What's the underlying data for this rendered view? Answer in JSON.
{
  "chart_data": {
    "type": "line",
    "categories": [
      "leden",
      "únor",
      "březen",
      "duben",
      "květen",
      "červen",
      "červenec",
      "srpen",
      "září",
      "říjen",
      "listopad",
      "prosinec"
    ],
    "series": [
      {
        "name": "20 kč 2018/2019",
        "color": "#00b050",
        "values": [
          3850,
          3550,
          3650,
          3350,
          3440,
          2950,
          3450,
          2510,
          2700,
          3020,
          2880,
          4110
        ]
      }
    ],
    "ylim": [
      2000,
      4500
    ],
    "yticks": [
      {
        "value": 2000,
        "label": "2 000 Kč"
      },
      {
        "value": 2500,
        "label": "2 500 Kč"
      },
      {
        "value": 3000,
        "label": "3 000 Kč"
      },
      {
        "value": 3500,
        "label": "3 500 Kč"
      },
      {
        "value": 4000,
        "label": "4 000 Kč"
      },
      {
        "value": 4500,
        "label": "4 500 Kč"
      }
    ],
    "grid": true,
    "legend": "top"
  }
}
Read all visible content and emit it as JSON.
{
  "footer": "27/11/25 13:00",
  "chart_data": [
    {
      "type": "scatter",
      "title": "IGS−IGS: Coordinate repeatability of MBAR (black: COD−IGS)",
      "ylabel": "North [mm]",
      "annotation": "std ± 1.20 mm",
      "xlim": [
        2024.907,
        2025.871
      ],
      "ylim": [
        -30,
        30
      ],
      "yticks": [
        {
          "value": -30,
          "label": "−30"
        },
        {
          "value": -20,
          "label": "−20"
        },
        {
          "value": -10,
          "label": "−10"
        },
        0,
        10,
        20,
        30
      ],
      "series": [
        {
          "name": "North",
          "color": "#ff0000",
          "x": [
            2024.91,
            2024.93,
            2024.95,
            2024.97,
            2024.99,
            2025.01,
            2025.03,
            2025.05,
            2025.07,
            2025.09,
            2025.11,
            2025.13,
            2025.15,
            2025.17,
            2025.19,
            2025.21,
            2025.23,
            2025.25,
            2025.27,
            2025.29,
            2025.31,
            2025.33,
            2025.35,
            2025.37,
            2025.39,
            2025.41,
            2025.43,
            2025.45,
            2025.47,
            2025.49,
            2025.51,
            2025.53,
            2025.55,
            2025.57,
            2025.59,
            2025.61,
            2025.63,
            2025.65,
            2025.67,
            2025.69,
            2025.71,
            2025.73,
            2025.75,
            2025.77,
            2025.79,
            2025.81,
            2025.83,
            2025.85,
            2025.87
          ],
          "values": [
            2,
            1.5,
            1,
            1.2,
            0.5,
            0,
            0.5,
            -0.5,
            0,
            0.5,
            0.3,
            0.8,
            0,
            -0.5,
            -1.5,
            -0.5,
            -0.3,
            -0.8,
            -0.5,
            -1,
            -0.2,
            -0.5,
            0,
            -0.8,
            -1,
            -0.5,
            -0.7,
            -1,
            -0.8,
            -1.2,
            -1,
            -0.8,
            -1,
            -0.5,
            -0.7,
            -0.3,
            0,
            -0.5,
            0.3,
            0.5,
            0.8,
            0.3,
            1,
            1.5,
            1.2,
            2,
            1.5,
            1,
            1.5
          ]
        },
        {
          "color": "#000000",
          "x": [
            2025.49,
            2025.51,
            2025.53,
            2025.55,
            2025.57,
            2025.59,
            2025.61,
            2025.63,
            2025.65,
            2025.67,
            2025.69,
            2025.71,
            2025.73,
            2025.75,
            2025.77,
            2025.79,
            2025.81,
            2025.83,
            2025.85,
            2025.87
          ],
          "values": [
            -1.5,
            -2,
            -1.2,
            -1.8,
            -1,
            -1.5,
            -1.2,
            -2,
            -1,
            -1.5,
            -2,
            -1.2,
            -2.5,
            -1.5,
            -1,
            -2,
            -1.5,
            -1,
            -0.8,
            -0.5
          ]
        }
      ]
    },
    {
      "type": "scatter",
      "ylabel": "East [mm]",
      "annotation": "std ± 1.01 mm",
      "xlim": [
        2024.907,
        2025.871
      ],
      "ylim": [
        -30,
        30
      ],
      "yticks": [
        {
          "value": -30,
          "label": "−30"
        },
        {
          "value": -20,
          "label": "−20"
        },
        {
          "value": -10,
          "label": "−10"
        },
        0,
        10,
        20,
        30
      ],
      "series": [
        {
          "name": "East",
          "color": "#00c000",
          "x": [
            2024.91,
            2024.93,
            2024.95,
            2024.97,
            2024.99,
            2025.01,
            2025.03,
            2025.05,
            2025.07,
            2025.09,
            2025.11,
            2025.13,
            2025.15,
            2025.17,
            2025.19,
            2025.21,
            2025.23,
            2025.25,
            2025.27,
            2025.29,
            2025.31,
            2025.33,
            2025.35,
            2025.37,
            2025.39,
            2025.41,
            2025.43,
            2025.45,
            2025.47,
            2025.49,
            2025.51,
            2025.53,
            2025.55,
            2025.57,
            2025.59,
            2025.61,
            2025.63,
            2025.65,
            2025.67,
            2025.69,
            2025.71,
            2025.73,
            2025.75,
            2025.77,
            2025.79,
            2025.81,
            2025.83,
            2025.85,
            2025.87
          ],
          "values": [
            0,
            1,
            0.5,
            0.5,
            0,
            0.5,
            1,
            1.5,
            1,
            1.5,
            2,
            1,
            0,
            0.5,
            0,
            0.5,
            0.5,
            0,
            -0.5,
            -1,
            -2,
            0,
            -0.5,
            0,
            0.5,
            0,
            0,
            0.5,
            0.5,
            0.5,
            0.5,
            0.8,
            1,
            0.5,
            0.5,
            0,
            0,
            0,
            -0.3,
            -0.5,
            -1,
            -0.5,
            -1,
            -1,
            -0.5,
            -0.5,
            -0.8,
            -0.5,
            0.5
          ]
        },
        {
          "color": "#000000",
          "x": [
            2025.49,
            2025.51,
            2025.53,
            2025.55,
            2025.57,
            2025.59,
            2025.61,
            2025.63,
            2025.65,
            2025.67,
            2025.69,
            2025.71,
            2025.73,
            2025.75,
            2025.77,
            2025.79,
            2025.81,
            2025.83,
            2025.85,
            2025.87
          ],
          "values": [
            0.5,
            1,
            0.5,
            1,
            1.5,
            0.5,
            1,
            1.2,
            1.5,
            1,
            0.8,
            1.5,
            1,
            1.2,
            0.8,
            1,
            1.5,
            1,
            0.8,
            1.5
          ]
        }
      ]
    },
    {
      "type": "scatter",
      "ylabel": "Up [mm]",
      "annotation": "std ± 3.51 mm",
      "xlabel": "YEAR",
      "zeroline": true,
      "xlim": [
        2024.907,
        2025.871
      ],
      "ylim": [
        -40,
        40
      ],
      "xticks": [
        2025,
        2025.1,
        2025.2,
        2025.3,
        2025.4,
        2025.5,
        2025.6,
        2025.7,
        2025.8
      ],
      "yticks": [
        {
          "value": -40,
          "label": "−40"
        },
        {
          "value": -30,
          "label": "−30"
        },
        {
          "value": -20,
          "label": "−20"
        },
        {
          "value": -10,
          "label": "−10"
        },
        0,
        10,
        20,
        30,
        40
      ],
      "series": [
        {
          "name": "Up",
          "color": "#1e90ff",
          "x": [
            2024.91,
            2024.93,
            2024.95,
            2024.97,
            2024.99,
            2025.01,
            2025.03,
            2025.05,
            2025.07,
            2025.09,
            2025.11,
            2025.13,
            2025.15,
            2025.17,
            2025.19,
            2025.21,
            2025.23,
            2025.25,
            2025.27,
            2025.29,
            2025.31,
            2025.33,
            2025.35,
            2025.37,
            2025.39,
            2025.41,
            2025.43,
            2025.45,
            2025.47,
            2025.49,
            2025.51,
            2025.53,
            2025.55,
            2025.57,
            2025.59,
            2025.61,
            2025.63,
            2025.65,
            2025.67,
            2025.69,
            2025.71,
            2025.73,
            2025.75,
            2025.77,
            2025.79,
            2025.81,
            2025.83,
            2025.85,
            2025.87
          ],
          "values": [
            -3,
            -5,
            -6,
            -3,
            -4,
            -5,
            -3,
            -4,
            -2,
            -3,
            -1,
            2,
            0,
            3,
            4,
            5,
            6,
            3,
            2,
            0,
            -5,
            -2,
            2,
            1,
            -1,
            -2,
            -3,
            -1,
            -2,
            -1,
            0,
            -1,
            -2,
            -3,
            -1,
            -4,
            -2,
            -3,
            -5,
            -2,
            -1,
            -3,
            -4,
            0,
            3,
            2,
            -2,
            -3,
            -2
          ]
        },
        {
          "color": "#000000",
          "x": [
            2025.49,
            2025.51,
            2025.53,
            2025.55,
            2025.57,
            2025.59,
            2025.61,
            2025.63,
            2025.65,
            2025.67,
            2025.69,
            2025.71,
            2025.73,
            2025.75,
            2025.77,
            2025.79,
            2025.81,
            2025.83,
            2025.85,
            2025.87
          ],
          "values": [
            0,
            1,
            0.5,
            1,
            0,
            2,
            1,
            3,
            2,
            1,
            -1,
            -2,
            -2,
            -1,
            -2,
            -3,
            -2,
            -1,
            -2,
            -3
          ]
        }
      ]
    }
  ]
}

- _STATED TASK_
Pull every line containing "name" from the material above.

- _RESPONSE TO THE EXERCISE_
        "name": "20 kč 2018/2019",
          "name": "North",
          "name": "East",
          "name": "Up",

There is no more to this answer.